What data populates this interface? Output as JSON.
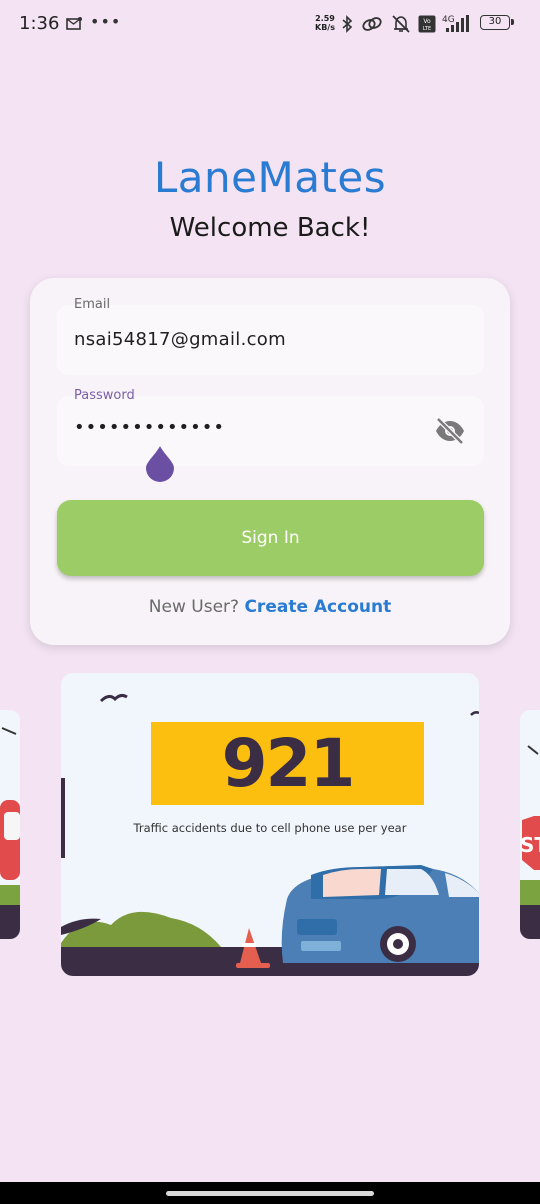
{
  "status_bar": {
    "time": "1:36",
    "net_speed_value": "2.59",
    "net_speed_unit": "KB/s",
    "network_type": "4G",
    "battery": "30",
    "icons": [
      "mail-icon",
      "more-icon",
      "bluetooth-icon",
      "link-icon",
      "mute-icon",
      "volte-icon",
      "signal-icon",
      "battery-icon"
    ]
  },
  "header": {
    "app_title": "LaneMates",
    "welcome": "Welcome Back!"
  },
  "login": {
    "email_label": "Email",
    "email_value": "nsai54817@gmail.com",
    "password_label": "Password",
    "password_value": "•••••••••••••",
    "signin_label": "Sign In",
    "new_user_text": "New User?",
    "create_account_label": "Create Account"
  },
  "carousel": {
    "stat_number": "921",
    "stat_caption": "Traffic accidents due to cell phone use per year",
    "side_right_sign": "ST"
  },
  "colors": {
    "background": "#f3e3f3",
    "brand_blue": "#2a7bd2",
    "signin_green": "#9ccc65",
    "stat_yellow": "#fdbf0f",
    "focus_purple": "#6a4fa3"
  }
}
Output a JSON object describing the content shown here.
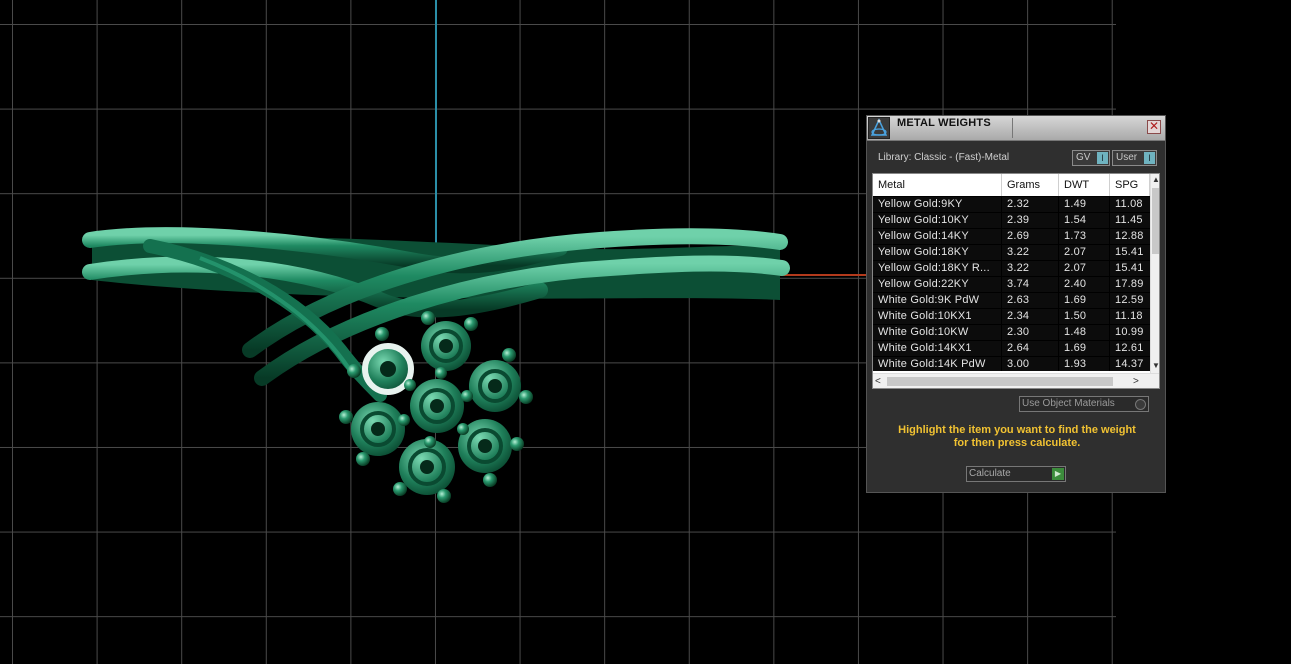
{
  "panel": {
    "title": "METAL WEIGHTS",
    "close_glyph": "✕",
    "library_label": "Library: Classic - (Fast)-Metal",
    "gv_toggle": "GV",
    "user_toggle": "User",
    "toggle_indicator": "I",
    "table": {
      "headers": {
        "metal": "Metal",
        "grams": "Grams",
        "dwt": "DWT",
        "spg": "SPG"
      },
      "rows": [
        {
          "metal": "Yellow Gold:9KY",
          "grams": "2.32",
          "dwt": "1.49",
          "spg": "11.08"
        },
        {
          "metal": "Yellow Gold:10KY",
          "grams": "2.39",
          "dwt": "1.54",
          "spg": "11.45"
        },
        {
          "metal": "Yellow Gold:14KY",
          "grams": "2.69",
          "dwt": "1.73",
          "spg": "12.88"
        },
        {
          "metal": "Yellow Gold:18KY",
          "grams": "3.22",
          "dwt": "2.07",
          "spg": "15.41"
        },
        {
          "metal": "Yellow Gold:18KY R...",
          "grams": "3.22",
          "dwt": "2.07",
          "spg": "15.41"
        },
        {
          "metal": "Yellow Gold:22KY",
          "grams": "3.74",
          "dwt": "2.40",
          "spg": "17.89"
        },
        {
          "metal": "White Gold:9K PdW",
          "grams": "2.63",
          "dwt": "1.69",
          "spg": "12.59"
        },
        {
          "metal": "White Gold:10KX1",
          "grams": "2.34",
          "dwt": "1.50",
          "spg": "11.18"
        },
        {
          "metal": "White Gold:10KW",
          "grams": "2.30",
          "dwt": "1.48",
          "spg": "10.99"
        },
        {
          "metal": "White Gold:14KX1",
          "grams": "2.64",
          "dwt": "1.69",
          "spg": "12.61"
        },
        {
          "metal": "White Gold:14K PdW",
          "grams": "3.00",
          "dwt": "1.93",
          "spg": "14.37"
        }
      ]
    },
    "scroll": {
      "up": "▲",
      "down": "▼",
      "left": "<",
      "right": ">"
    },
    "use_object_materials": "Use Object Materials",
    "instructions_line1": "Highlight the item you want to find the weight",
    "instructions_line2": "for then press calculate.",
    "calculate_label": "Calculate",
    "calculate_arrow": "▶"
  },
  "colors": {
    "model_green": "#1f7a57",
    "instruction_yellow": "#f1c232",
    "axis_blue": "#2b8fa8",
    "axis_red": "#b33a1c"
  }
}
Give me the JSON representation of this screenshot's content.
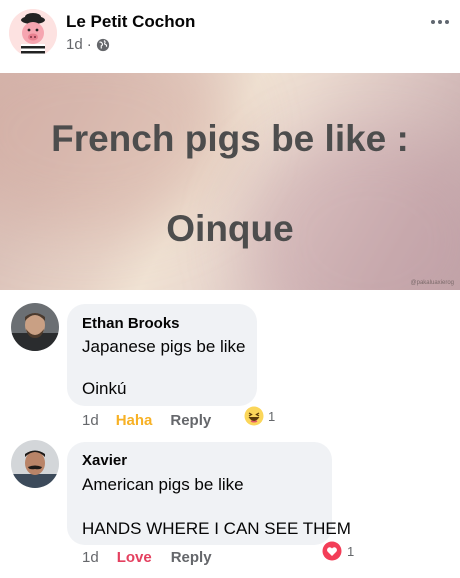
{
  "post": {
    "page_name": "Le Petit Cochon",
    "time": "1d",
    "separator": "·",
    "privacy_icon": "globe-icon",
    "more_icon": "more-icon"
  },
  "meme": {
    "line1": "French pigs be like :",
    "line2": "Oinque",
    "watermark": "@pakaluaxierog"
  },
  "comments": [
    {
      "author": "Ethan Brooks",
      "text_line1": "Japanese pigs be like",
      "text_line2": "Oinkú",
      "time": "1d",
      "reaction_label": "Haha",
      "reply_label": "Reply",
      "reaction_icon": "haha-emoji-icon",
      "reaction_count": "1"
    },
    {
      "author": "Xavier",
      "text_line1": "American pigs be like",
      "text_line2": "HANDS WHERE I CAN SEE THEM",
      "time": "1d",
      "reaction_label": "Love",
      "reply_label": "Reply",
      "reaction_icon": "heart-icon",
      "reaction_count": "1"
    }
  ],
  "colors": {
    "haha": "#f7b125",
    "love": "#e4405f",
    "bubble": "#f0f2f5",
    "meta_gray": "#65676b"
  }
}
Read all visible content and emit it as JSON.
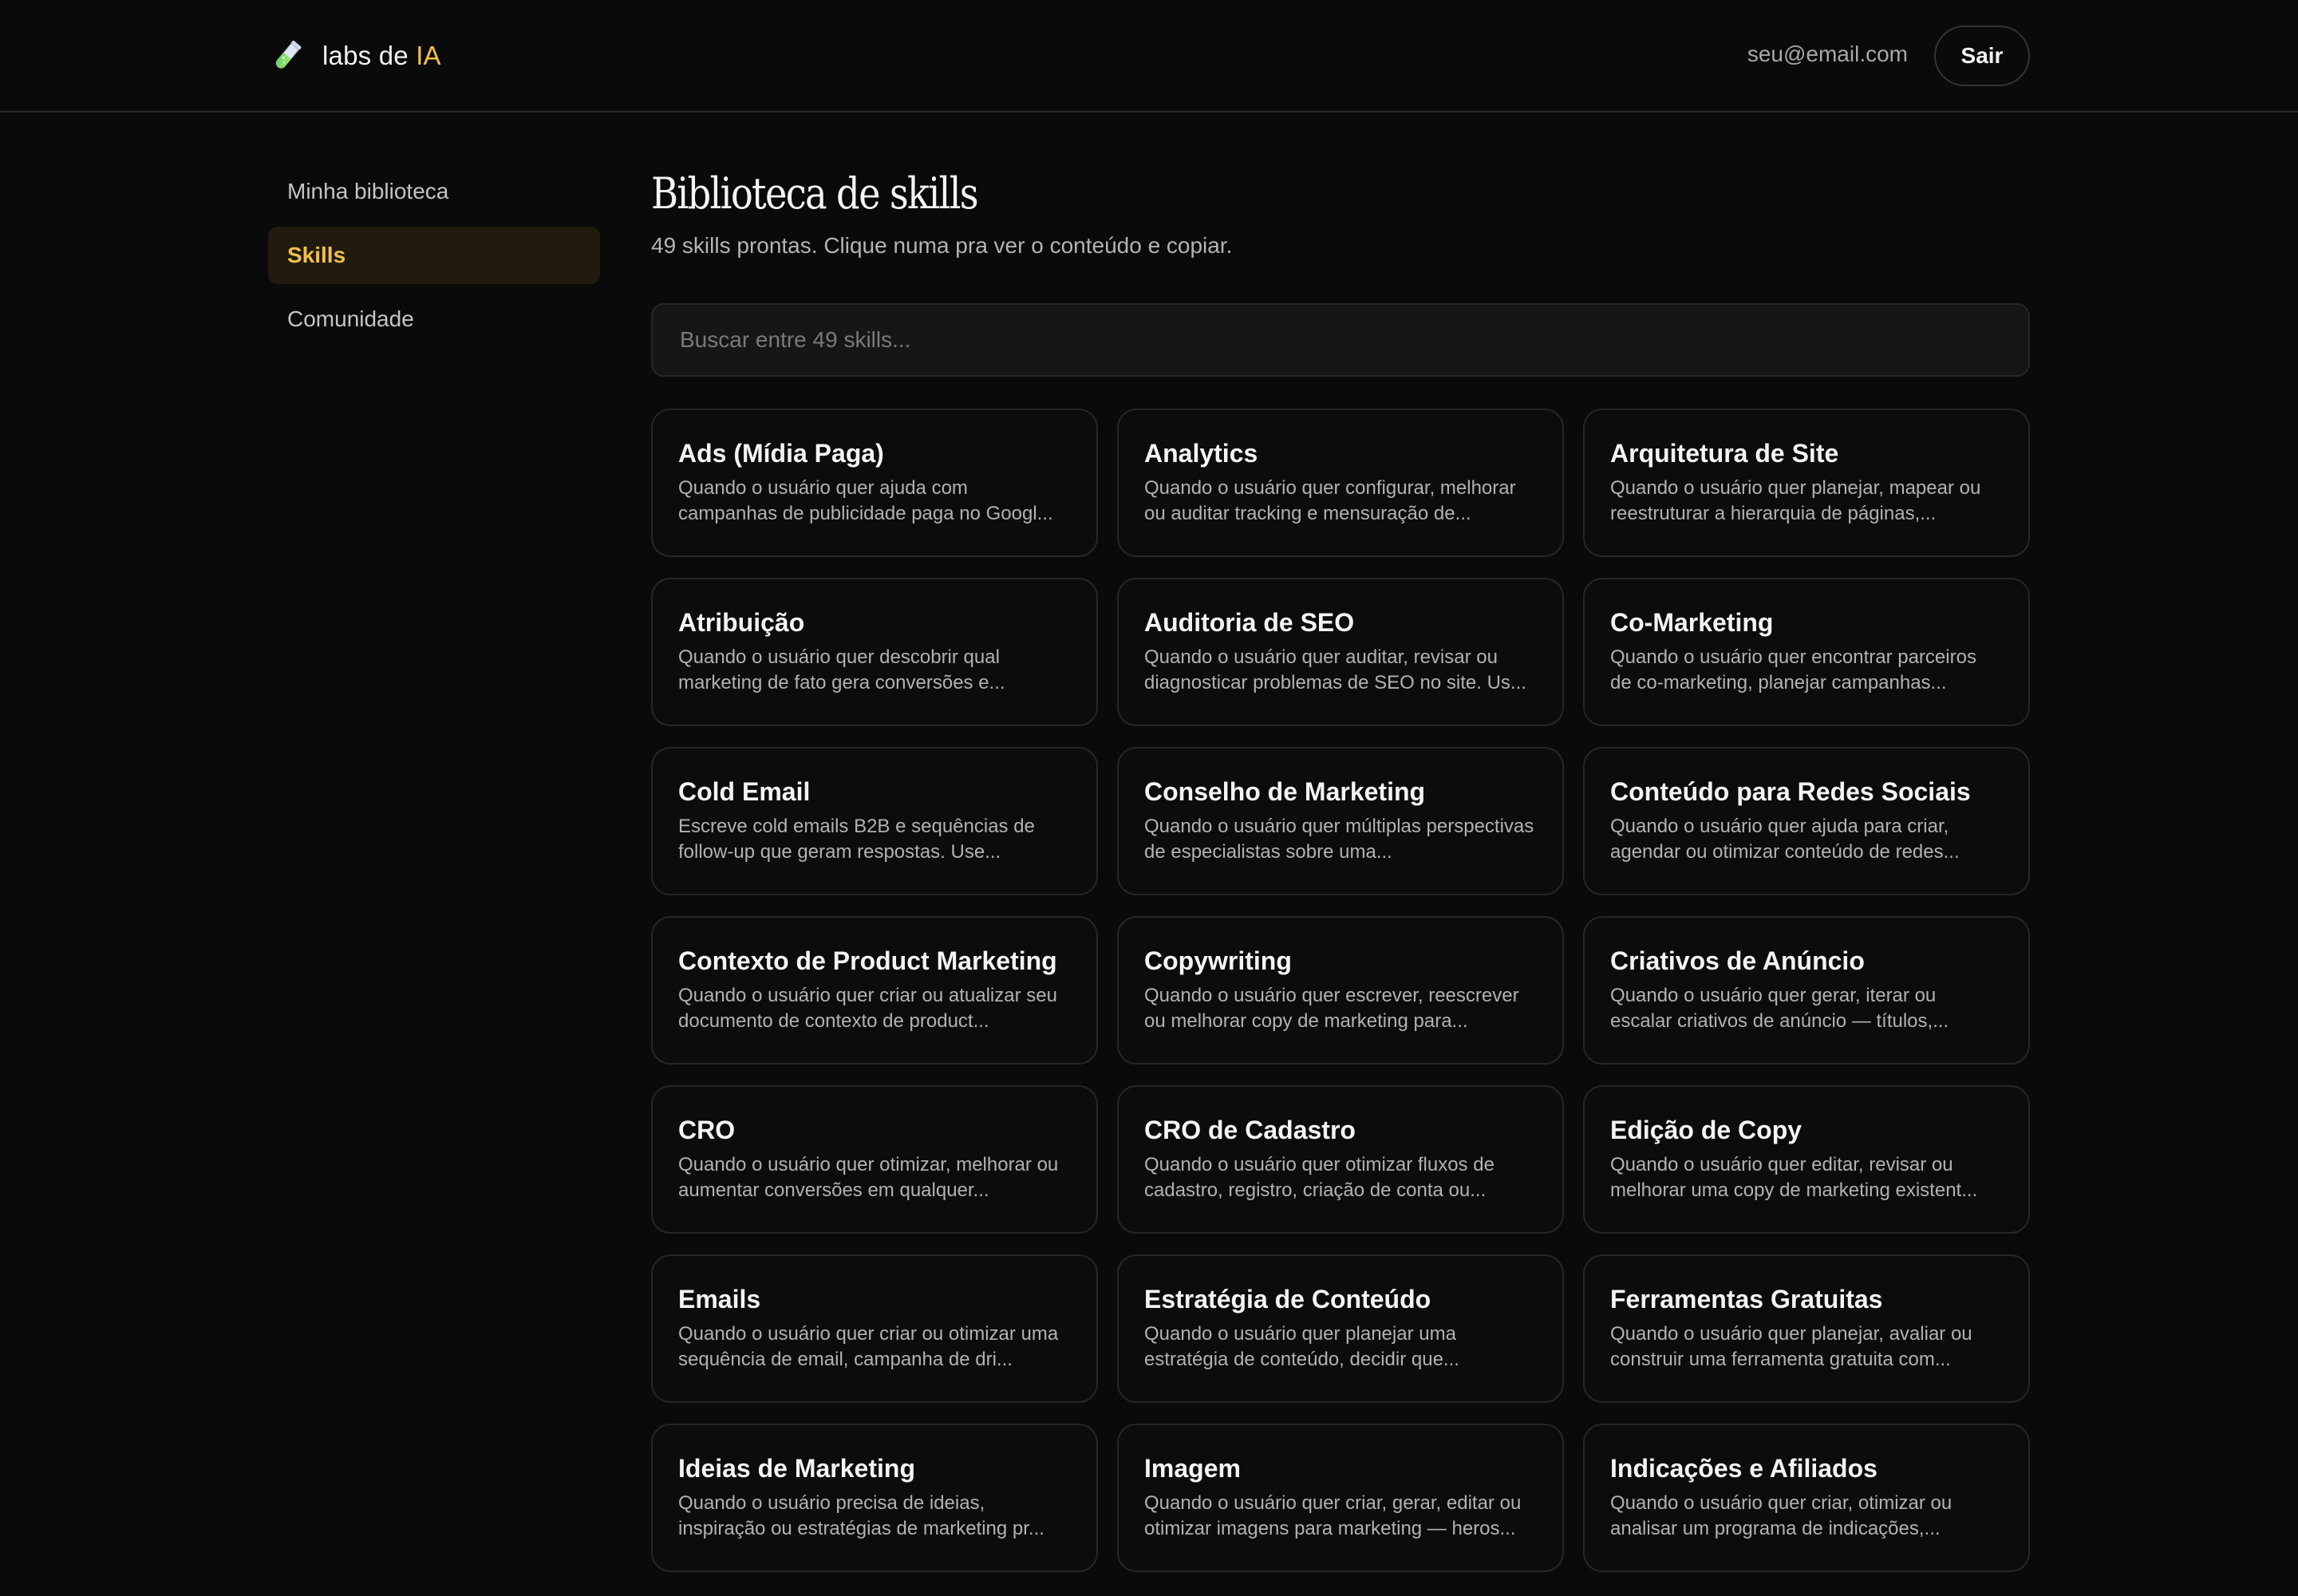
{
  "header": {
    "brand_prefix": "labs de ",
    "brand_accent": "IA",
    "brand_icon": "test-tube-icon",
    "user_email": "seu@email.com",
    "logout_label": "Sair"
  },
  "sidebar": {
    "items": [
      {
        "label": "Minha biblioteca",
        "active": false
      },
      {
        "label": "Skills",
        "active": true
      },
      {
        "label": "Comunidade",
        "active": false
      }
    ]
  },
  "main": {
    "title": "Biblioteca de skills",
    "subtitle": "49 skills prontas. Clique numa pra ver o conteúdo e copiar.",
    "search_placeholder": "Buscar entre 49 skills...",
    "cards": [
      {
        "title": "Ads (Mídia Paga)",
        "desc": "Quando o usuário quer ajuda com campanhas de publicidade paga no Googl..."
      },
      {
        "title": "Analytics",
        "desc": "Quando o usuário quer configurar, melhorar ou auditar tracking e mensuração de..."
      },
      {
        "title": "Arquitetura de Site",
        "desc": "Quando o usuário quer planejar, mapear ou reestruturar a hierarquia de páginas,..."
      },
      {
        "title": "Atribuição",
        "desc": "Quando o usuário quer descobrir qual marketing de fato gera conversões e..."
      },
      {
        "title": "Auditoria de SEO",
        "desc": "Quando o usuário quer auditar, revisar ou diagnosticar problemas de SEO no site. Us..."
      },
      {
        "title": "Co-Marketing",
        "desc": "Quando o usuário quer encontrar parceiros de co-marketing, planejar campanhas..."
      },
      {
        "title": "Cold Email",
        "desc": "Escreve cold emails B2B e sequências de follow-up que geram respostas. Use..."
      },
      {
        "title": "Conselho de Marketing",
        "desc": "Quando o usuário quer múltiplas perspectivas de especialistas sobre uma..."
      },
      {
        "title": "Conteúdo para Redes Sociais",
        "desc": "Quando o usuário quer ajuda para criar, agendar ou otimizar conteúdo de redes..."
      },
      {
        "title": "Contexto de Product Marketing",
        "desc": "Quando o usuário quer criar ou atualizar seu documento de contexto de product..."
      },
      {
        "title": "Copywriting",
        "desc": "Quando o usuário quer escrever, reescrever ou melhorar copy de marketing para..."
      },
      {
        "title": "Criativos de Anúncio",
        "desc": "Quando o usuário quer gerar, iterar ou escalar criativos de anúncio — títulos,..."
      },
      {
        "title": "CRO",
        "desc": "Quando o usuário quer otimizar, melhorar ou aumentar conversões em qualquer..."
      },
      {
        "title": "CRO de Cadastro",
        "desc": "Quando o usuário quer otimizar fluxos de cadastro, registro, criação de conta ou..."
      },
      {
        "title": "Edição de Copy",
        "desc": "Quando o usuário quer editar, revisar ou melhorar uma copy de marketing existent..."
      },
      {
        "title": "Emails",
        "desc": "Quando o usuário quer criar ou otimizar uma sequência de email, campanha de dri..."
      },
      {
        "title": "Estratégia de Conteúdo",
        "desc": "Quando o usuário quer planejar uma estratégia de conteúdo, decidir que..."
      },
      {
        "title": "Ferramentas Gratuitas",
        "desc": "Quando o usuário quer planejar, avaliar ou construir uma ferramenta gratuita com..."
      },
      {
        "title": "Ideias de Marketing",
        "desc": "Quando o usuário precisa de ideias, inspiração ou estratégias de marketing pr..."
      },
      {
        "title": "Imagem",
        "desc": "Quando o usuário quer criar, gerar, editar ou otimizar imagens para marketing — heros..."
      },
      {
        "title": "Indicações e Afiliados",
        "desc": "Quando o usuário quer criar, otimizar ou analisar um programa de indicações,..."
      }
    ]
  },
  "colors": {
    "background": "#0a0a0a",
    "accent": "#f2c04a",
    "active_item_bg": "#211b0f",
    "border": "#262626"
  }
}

***

**Problem details:**
Copy each line above that contains the string "auditar".

**Correct result:**
        "desc": "Quando o usuário quer configurar, melhorar ou auditar tracking e mensuração de..."
        "desc": "Quando o usuário quer auditar, revisar ou diagnosticar problemas de SEO no site. Us..."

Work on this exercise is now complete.